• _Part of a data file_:

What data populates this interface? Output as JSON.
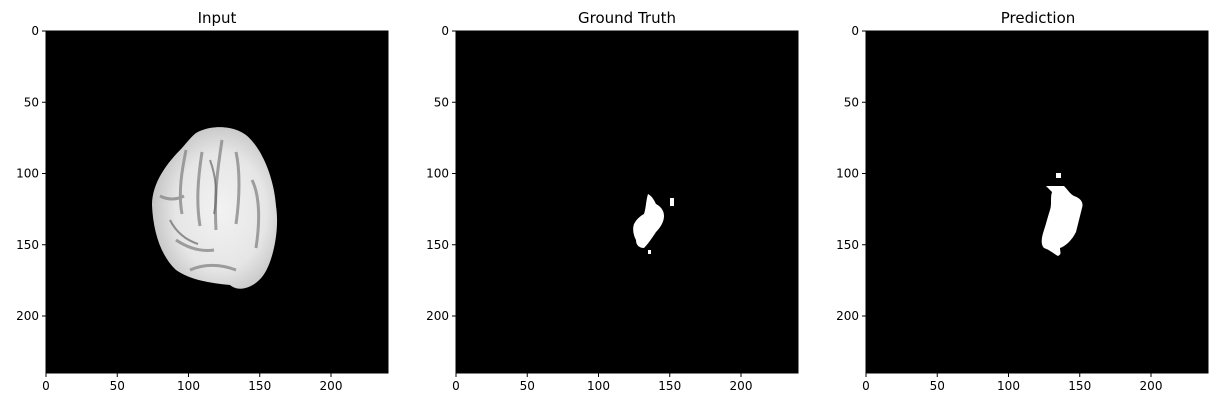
{
  "figure": {
    "panels": [
      {
        "id": "input",
        "title": "Input",
        "content": "brain-slice",
        "x_ticks": [
          "0",
          "50",
          "100",
          "150",
          "200"
        ],
        "y_ticks": [
          "0",
          "50",
          "100",
          "150",
          "200"
        ]
      },
      {
        "id": "ground-truth",
        "title": "Ground Truth",
        "content": "mask-ground-truth",
        "x_ticks": [
          "0",
          "50",
          "100",
          "150",
          "200"
        ],
        "y_ticks": [
          "0",
          "50",
          "100",
          "150",
          "200"
        ]
      },
      {
        "id": "prediction",
        "title": "Prediction",
        "content": "mask-prediction",
        "x_ticks": [
          "0",
          "50",
          "100",
          "150",
          "200"
        ],
        "y_ticks": [
          "0",
          "50",
          "100",
          "150",
          "200"
        ]
      }
    ],
    "colors": {
      "background": "#000000",
      "mask": "#ffffff"
    },
    "image_extent": [
      0,
      240
    ]
  }
}
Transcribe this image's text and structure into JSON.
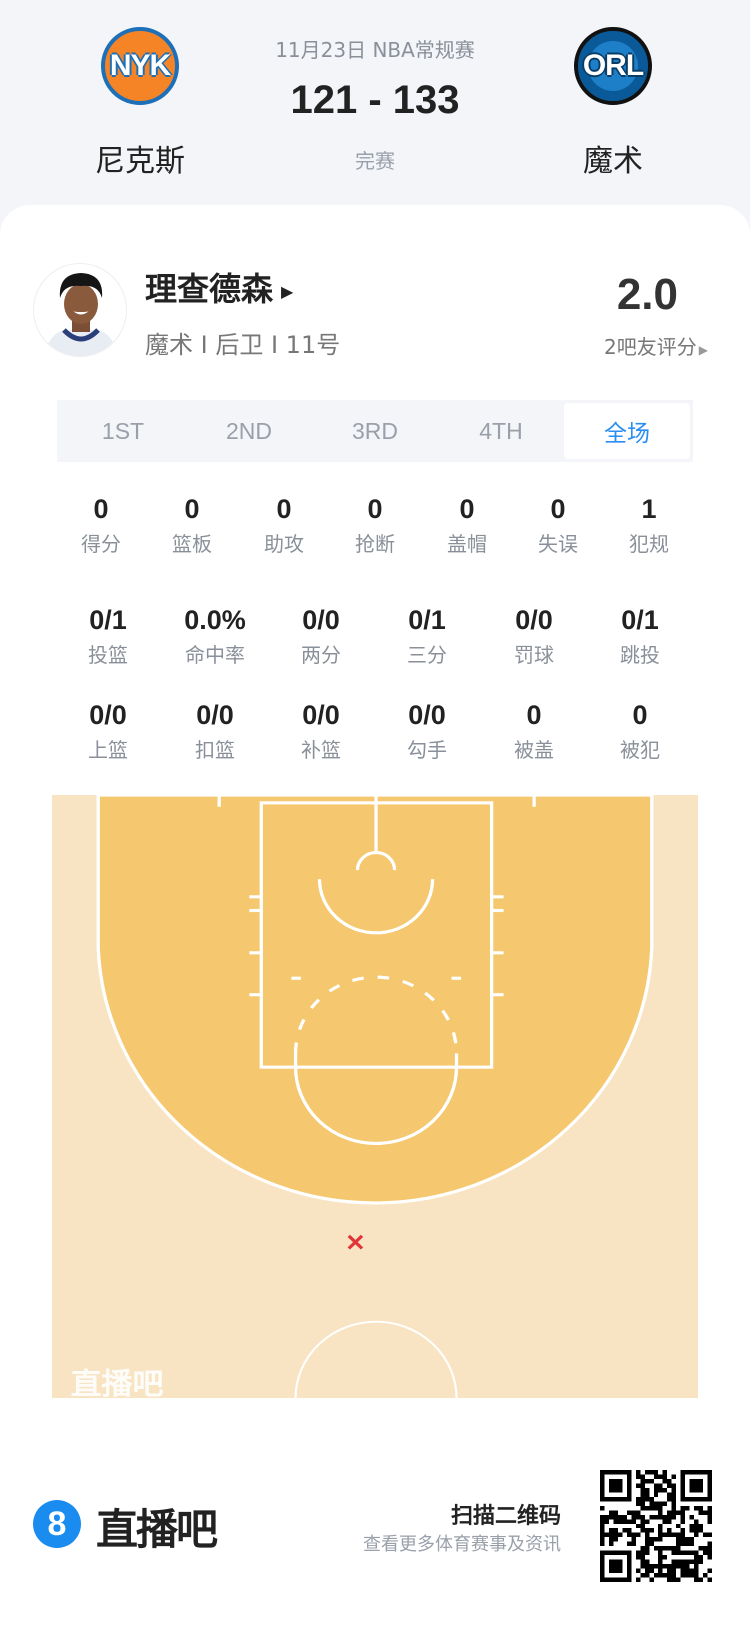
{
  "header": {
    "date_league": "11月23日 NBA常规赛",
    "score": "121 - 133",
    "status": "完赛",
    "home": {
      "abbr": "NYK",
      "name": "尼克斯"
    },
    "away": {
      "abbr": "ORL",
      "name": "魔术"
    }
  },
  "player": {
    "name": "理查德森",
    "meta": "魔术 I 后卫 I 11号",
    "rating": "2.0",
    "rating_label": "2吧友评分"
  },
  "tabs": [
    {
      "label": "1ST"
    },
    {
      "label": "2ND"
    },
    {
      "label": "3RD"
    },
    {
      "label": "4TH"
    },
    {
      "label": "全场",
      "active": true
    }
  ],
  "stats_row1": [
    {
      "v": "0",
      "l": "得分"
    },
    {
      "v": "0",
      "l": "篮板"
    },
    {
      "v": "0",
      "l": "助攻"
    },
    {
      "v": "0",
      "l": "抢断"
    },
    {
      "v": "0",
      "l": "盖帽"
    },
    {
      "v": "0",
      "l": "失误"
    },
    {
      "v": "1",
      "l": "犯规"
    }
  ],
  "stats_row2": [
    {
      "v": "0/1",
      "l": "投篮"
    },
    {
      "v": "0.0%",
      "l": "命中率"
    },
    {
      "v": "0/0",
      "l": "两分"
    },
    {
      "v": "0/1",
      "l": "三分"
    },
    {
      "v": "0/0",
      "l": "罚球"
    },
    {
      "v": "0/1",
      "l": "跳投"
    }
  ],
  "stats_row3": [
    {
      "v": "0/0",
      "l": "上篮"
    },
    {
      "v": "0/0",
      "l": "扣篮"
    },
    {
      "v": "0/0",
      "l": "补篮"
    },
    {
      "v": "0/0",
      "l": "勾手"
    },
    {
      "v": "0",
      "l": "被盖"
    },
    {
      "v": "0",
      "l": "被犯"
    }
  ],
  "court": {
    "watermark": "直播吧",
    "shots": [
      {
        "result": "miss",
        "marker": "x",
        "color": "#e0343a"
      }
    ]
  },
  "footer": {
    "brand": "直播吧",
    "brand_icon": "8",
    "scan_title": "扫描二维码",
    "scan_sub": "查看更多体育赛事及资讯"
  },
  "colors": {
    "accent": "#2b8ef0",
    "court_inner": "#f5c76e",
    "court_outer": "#f8e4c3",
    "miss": "#e0343a"
  }
}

• _Exercise goal_: Show all lines in the entries above where the word "JSON" appears.

• _Solution to this task_:
What data populates this interface? Output as JSON.
Transcribe this image's text and structure into JSON.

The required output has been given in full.